====== PROVIDED RECORDS

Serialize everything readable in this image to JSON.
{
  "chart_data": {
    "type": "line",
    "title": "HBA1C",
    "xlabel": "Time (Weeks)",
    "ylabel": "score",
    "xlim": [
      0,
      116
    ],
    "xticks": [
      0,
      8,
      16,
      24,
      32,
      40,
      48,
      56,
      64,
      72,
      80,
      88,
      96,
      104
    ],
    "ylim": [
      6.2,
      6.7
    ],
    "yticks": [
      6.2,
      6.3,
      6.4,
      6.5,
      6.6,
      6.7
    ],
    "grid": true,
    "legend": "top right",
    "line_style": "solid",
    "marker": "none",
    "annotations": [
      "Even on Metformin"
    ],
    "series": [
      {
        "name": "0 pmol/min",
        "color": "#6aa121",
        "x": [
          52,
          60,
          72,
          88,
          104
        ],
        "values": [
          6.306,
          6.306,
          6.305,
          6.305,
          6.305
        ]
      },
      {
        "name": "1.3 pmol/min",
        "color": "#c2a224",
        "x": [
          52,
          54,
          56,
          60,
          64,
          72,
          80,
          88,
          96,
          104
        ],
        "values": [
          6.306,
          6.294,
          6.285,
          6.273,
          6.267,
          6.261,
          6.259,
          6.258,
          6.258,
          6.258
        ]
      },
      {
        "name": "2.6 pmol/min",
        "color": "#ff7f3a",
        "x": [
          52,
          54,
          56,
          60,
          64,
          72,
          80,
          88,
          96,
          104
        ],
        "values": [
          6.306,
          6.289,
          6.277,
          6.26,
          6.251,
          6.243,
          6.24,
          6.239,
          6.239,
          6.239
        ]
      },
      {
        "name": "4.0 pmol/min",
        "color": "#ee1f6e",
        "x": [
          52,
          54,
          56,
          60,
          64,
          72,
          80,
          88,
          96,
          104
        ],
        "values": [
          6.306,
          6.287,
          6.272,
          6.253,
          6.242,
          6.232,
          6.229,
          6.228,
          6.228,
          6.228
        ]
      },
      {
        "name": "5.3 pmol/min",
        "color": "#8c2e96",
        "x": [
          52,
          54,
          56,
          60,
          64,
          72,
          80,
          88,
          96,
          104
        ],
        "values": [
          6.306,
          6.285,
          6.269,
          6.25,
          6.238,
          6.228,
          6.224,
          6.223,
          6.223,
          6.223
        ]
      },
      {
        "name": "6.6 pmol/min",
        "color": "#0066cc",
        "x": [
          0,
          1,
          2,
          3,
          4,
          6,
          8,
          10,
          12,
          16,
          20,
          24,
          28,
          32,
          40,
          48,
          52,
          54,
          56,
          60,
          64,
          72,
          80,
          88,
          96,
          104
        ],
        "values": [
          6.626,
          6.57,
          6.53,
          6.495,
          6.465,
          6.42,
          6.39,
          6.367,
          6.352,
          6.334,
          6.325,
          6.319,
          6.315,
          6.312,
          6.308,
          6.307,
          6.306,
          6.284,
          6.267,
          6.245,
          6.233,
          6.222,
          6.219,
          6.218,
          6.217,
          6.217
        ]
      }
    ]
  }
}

============

Single out each line of the records above with the string "color" in it, and copy it.

#### OUTPUT
        "color": "#6aa121",
        "color": "#c2a224",
        "color": "#ff7f3a",
        "color": "#ee1f6e",
        "color": "#8c2e96",
        "color": "#0066cc",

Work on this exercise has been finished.